Aim. Lay out each line of the listing below as a numbered list, skipping any blank lines and leaving the pictures out.

* BEGIN Supplied material *

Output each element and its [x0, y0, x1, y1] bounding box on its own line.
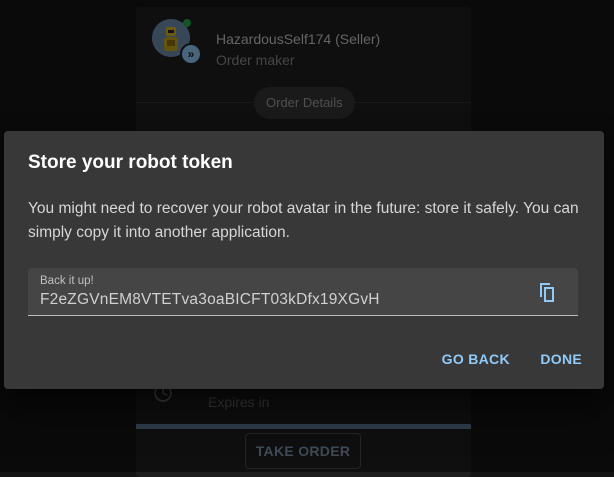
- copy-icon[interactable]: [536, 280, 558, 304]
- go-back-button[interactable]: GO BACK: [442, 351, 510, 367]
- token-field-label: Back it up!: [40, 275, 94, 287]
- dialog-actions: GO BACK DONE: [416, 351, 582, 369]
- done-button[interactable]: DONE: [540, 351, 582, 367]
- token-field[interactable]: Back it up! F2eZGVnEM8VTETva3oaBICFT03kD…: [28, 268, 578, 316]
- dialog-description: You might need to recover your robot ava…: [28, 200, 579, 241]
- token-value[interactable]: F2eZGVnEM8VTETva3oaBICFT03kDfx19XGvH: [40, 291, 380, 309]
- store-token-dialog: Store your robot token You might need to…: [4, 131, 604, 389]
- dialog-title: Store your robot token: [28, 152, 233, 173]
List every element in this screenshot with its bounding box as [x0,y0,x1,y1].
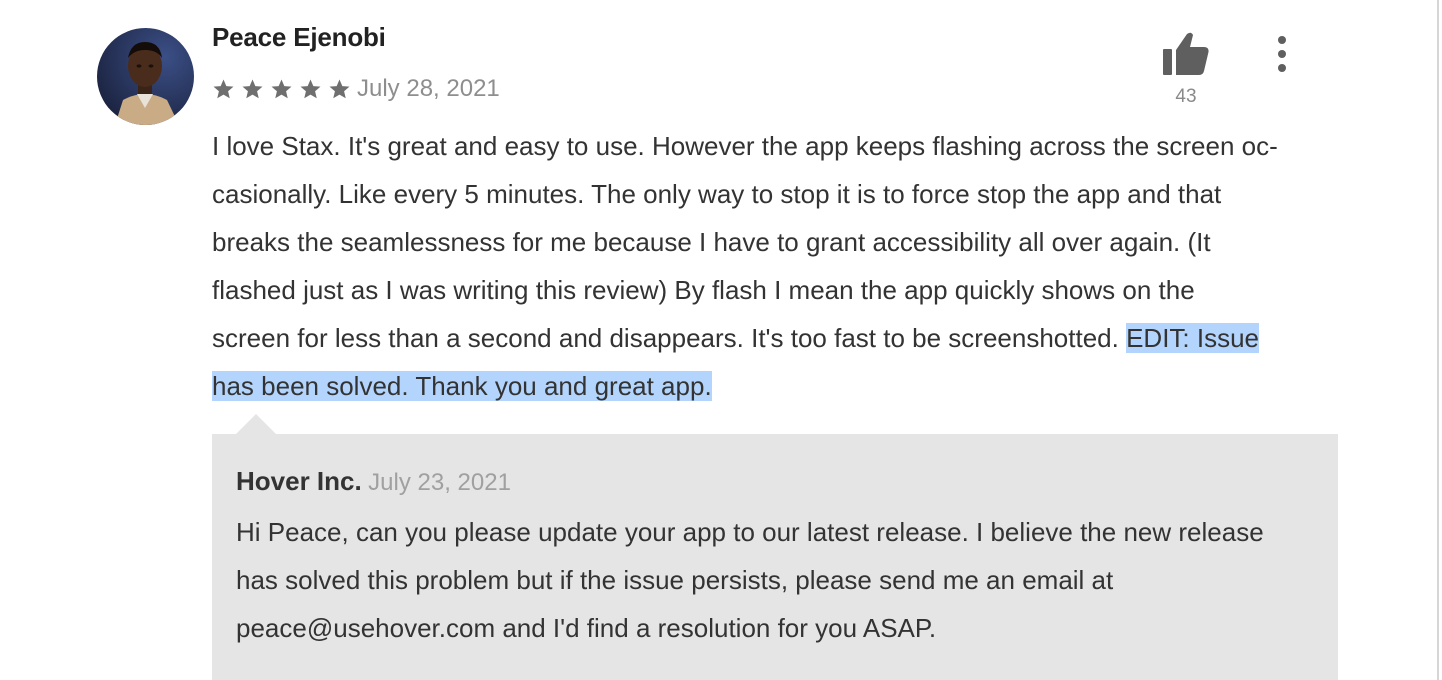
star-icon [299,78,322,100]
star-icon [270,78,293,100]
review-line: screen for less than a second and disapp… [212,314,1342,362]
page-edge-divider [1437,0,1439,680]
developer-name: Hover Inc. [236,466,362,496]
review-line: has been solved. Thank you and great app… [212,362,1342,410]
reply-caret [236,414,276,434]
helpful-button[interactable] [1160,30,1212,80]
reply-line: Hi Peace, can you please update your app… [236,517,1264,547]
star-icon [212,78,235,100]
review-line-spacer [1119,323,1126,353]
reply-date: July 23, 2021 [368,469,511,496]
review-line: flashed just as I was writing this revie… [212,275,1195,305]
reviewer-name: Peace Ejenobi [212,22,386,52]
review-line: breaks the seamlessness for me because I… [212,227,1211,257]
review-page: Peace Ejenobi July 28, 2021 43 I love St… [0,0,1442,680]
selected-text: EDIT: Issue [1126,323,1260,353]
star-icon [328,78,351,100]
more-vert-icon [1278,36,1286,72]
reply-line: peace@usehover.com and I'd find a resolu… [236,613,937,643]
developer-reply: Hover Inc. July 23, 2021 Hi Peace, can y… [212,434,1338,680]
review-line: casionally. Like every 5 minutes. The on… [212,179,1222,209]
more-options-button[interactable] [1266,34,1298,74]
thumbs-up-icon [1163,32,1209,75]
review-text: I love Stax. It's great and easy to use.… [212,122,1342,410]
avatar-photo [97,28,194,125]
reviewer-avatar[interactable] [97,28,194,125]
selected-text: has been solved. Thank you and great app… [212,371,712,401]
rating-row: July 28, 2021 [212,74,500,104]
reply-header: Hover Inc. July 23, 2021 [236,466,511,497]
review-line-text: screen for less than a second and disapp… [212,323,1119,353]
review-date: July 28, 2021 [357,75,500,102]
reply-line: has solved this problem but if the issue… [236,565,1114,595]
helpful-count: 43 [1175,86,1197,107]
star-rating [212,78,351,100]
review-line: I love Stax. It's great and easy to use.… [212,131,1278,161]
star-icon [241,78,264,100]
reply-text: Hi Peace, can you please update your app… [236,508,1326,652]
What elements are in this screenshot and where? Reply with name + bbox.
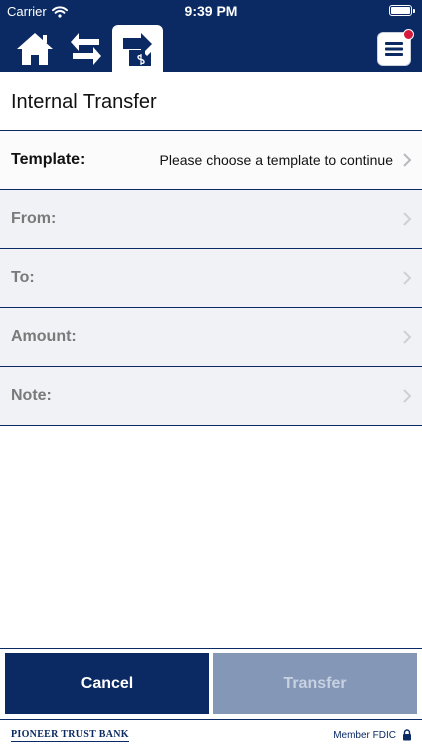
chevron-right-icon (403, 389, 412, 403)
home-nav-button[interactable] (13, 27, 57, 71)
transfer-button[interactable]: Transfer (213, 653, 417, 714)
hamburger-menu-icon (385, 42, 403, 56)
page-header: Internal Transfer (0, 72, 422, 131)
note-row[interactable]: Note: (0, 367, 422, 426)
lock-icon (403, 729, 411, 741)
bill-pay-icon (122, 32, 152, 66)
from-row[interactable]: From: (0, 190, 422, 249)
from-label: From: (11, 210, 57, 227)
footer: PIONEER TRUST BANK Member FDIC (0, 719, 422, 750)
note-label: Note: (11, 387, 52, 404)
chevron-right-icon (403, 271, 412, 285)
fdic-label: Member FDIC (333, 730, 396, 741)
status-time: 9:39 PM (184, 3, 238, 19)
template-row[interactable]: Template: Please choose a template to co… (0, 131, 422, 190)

* END Supplied material *

Completed task.
1. Output each element and its [x0, y0, x1, y1] bounding box on its own line.
2. - copy-icon[interactable]: [536, 280, 558, 304]
3. - go-back-button[interactable]: GO BACK: [442, 351, 510, 367]
4. - token-field-label: Back it up!: [40, 275, 94, 287]
5. - dialog-actions: GO BACK DONE: [416, 351, 582, 369]
6. - done-button[interactable]: DONE: [540, 351, 582, 367]
7. - token-field[interactable]: Back it up! F2eZGVnEM8VTETva3oaBICFT03kD…: [28, 268, 578, 316]
8. - dialog-description: You might need to recover your robot ava…: [28, 200, 579, 241]
9. - token-value[interactable]: F2eZGVnEM8VTETva3oaBICFT03kDfx19XGvH: [40, 291, 380, 309]
10. - store-token-dialog: Store your robot token You might need to…: [4, 131, 604, 389]
11. - dialog-title: Store your robot token: [28, 152, 233, 173]
12. List every element in this screenshot with its bounding box as [x0,y0,x1,y1].
13. star-icon [299,78,322,100]
14. star-icon [270,78,293,100]
15. review-line: screen for less than a second and disapp… [212,314,1342,362]
16. page-edge-divider [1437,0,1439,680]
17. developer-name: Hover Inc. [236,466,362,496]
18. review-line: has been solved. Thank you and great app… [212,362,1342,410]
19. reply-caret [236,414,276,434]
20. helpful-button[interactable] [1160,30,1212,80]
21. reply-line: Hi Peace, can you please update your app… [236,517,1264,547]
22. star-icon [212,78,235,100]
23. review-line-spacer [1119,323,1126,353]
24. reply-date: July 23, 2021 [368,469,511,496]
25. review-line: flashed just as I was writing this revie… [212,275,1195,305]
26. reviewer-name: Peace Ejenobi [212,22,386,52]
27. review-line: breaks the seamlessness for me because I… [212,227,1211,257]
28. review-page: Peace Ejenobi July 28, 2021 43 I love St… [0,0,1442,680]
29. selected-text: EDIT: Issue [1126,323,1260,353]
30. star-icon [328,78,351,100]
31. more-vert-icon [1278,36,1286,72]
32. reply-line: peace@usehover.com and I'd find a resolu… [236,613,937,643]
33. developer-reply: Hover Inc. July 23, 2021 Hi Peace, can y… [212,434,1338,680]
34. review-line: casionally. Like every 5 minutes. The on… [212,179,1222,209]
35. more-options-button[interactable] [1266,34,1298,74]
36. thumbs-up-icon [1163,32,1209,75]
37. review-text: I love Stax. It's great and easy to use.… [212,122,1342,410]
38. avatar-photo [97,28,194,125]
39. reviewer-avatar[interactable] [97,28,194,125]
40. selected-text: has been solved. Thank you and great app… [212,371,712,401]
41. rating-row: July 28, 2021 [212,74,500,104]
42. reply-header: Hover Inc. July 23, 2021 [236,466,511,497]
43. review-line-text: screen for less than a second and disapp… [212,323,1119,353]
44. review-date: July 28, 2021 [357,75,500,102]
45. reply-line: has solved this problem but if the issue… [236,565,1114,595]
46. helpful-count: 43 [1175,86,1197,107]
47. star-rating [212,78,351,100]
48. review-line: I love Stax. It's great and easy to use.… [212,131,1278,161]
49. star-icon [241,78,264,100]
50. reply-text: Hi Peace, can you please update your app… [236,508,1326,652]
51. What elements are in this screenshot and where? Reply with name + bbox.
52. chevron-right-icon (403, 389, 412, 403)
53. home-nav-button[interactable] (13, 27, 57, 71)
54. transfer-button[interactable]: Transfer (213, 653, 417, 714)
55. hamburger-menu-icon (385, 42, 403, 56)
56. page-header: Internal Transfer (0, 72, 422, 131)
57. note-row[interactable]: Note: (0, 367, 422, 426)
58. lock-icon (403, 729, 411, 741)
59. bill-pay-icon (122, 32, 152, 66)
60. from-row[interactable]: From: (0, 190, 422, 249)
61. from-label: From: (11, 210, 57, 227)
62. footer: PIONEER TRUST BANK Member FDIC (0, 719, 422, 750)
63. note-label: Note: (11, 387, 52, 404)
64. chevron-right-icon (403, 271, 412, 285)
65. fdic-label: Member FDIC (333, 730, 396, 741)
66. status-time: 9:39 PM (184, 3, 238, 19)
67. template-row[interactable]: Template: Please choose a template to co… (0, 131, 422, 190)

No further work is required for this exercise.